▶ **Lines of data**:

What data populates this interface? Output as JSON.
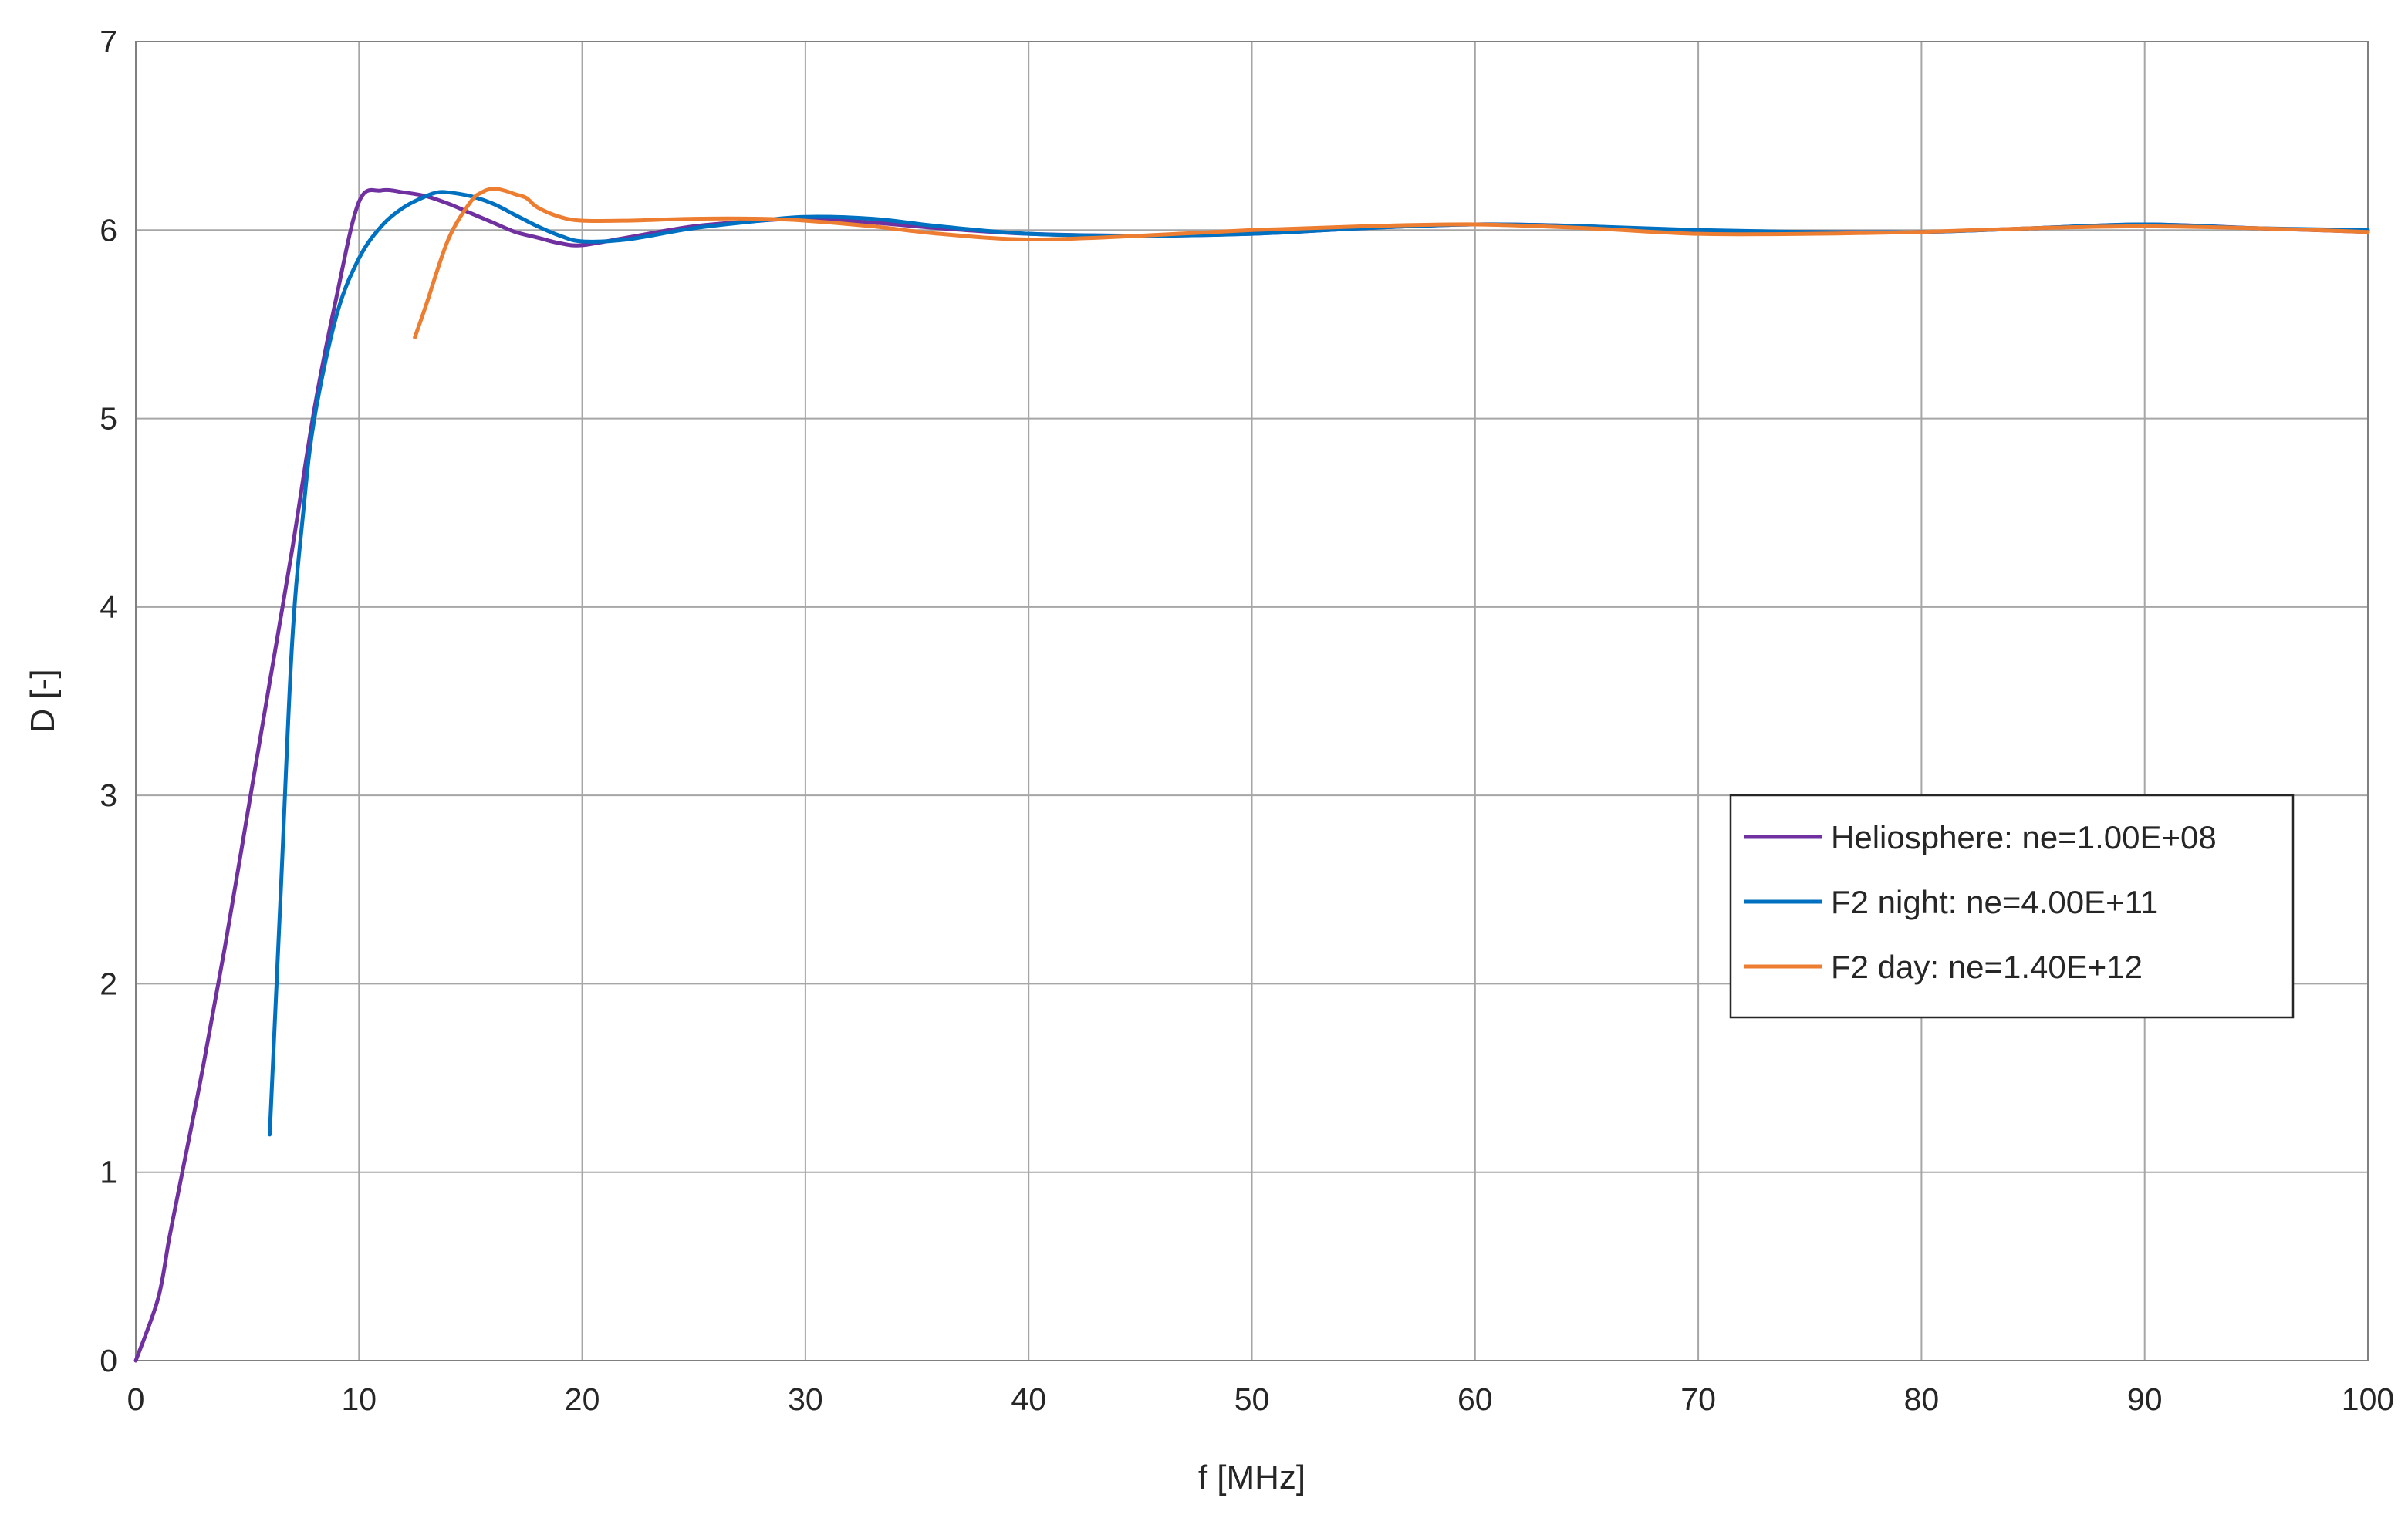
{
  "chart_data": {
    "type": "line",
    "title": "",
    "xlabel": "f [MHz]",
    "ylabel": "D [-]",
    "xlim": [
      0,
      100
    ],
    "ylim": [
      0,
      7
    ],
    "xticks": [
      0,
      10,
      20,
      30,
      40,
      50,
      60,
      70,
      80,
      90,
      100
    ],
    "yticks": [
      0,
      1,
      2,
      3,
      4,
      5,
      6,
      7
    ],
    "grid": true,
    "legend_position": "right",
    "series": [
      {
        "name": "Heliosphere: ne=1.00E+08",
        "color": "#7030a0",
        "x": [
          0,
          1,
          1.5,
          2,
          3,
          4,
          5,
          6,
          7,
          8,
          9,
          10,
          11,
          12,
          13,
          14,
          15,
          16,
          17,
          18,
          19,
          20,
          22,
          25,
          28,
          30,
          33,
          36,
          40,
          45,
          50,
          55,
          60,
          65,
          70,
          75,
          80,
          85,
          90,
          95,
          100
        ],
        "y": [
          0.0,
          0.33,
          0.65,
          0.95,
          1.55,
          2.2,
          2.9,
          3.6,
          4.3,
          5.05,
          5.65,
          6.15,
          6.21,
          6.2,
          6.18,
          6.14,
          6.09,
          6.04,
          5.99,
          5.96,
          5.93,
          5.92,
          5.96,
          6.02,
          6.05,
          6.06,
          6.04,
          6.01,
          5.98,
          5.97,
          5.98,
          6.01,
          6.03,
          6.02,
          5.99,
          5.99,
          5.99,
          6.01,
          6.03,
          6.01,
          5.99
        ]
      },
      {
        "name": "F2 night: ne=4.00E+11",
        "color": "#0070c0",
        "x": [
          6,
          6.5,
          7,
          7.5,
          8,
          9,
          10,
          11,
          12,
          13,
          13.5,
          14,
          15,
          16,
          17,
          18,
          19,
          20,
          22,
          25,
          28,
          30,
          33,
          36,
          40,
          45,
          50,
          55,
          60,
          65,
          70,
          75,
          80,
          85,
          90,
          95,
          100
        ],
        "y": [
          1.2,
          2.5,
          3.8,
          4.5,
          5.0,
          5.55,
          5.85,
          6.02,
          6.12,
          6.18,
          6.2,
          6.2,
          6.18,
          6.14,
          6.08,
          6.02,
          5.97,
          5.94,
          5.95,
          6.01,
          6.05,
          6.07,
          6.06,
          6.02,
          5.98,
          5.97,
          5.98,
          6.01,
          6.03,
          6.02,
          6.0,
          5.99,
          5.99,
          6.01,
          6.03,
          6.01,
          6.0
        ]
      },
      {
        "name": "F2 day: ne=1.40E+12",
        "color": "#ed7d31",
        "x": [
          12.5,
          13,
          14,
          15,
          15.5,
          16,
          16.5,
          17,
          17.5,
          18,
          19,
          20,
          22,
          25,
          28,
          30,
          33,
          36,
          40,
          45,
          50,
          55,
          60,
          65,
          70,
          75,
          80,
          85,
          90,
          95,
          100
        ],
        "y": [
          5.43,
          5.6,
          5.95,
          6.15,
          6.2,
          6.22,
          6.21,
          6.19,
          6.17,
          6.12,
          6.07,
          6.05,
          6.05,
          6.06,
          6.06,
          6.05,
          6.02,
          5.98,
          5.95,
          5.97,
          6.0,
          6.02,
          6.03,
          6.01,
          5.98,
          5.98,
          5.99,
          6.01,
          6.02,
          6.01,
          5.99
        ]
      }
    ]
  }
}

▶ **The exercise**: Keep every word of the data as it is when you write it out, but drop the pictures.

▶ **Solved exercise**:
What data populates this interface? Output as JSON.
{
  "chart_data": {
    "type": "line",
    "title": "",
    "xlabel": "f [MHz]",
    "ylabel": "D [-]",
    "xlim": [
      0,
      100
    ],
    "ylim": [
      0,
      7
    ],
    "xticks": [
      0,
      10,
      20,
      30,
      40,
      50,
      60,
      70,
      80,
      90,
      100
    ],
    "yticks": [
      0,
      1,
      2,
      3,
      4,
      5,
      6,
      7
    ],
    "grid": true,
    "legend_position": "right",
    "series": [
      {
        "name": "Heliosphere: ne=1.00E+08",
        "color": "#7030a0",
        "x": [
          0,
          1,
          1.5,
          2,
          3,
          4,
          5,
          6,
          7,
          8,
          9,
          10,
          11,
          12,
          13,
          14,
          15,
          16,
          17,
          18,
          19,
          20,
          22,
          25,
          28,
          30,
          33,
          36,
          40,
          45,
          50,
          55,
          60,
          65,
          70,
          75,
          80,
          85,
          90,
          95,
          100
        ],
        "y": [
          0.0,
          0.33,
          0.65,
          0.95,
          1.55,
          2.2,
          2.9,
          3.6,
          4.3,
          5.05,
          5.65,
          6.15,
          6.21,
          6.2,
          6.18,
          6.14,
          6.09,
          6.04,
          5.99,
          5.96,
          5.93,
          5.92,
          5.96,
          6.02,
          6.05,
          6.06,
          6.04,
          6.01,
          5.98,
          5.97,
          5.98,
          6.01,
          6.03,
          6.02,
          5.99,
          5.99,
          5.99,
          6.01,
          6.03,
          6.01,
          5.99
        ]
      },
      {
        "name": "F2 night: ne=4.00E+11",
        "color": "#0070c0",
        "x": [
          6,
          6.5,
          7,
          7.5,
          8,
          9,
          10,
          11,
          12,
          13,
          13.5,
          14,
          15,
          16,
          17,
          18,
          19,
          20,
          22,
          25,
          28,
          30,
          33,
          36,
          40,
          45,
          50,
          55,
          60,
          65,
          70,
          75,
          80,
          85,
          90,
          95,
          100
        ],
        "y": [
          1.2,
          2.5,
          3.8,
          4.5,
          5.0,
          5.55,
          5.85,
          6.02,
          6.12,
          6.18,
          6.2,
          6.2,
          6.18,
          6.14,
          6.08,
          6.02,
          5.97,
          5.94,
          5.95,
          6.01,
          6.05,
          6.07,
          6.06,
          6.02,
          5.98,
          5.97,
          5.98,
          6.01,
          6.03,
          6.02,
          6.0,
          5.99,
          5.99,
          6.01,
          6.03,
          6.01,
          6.0
        ]
      },
      {
        "name": "F2 day: ne=1.40E+12",
        "color": "#ed7d31",
        "x": [
          12.5,
          13,
          14,
          15,
          15.5,
          16,
          16.5,
          17,
          17.5,
          18,
          19,
          20,
          22,
          25,
          28,
          30,
          33,
          36,
          40,
          45,
          50,
          55,
          60,
          65,
          70,
          75,
          80,
          85,
          90,
          95,
          100
        ],
        "y": [
          5.43,
          5.6,
          5.95,
          6.15,
          6.2,
          6.22,
          6.21,
          6.19,
          6.17,
          6.12,
          6.07,
          6.05,
          6.05,
          6.06,
          6.06,
          6.05,
          6.02,
          5.98,
          5.95,
          5.97,
          6.0,
          6.02,
          6.03,
          6.01,
          5.98,
          5.98,
          5.99,
          6.01,
          6.02,
          6.01,
          5.99
        ]
      }
    ]
  }
}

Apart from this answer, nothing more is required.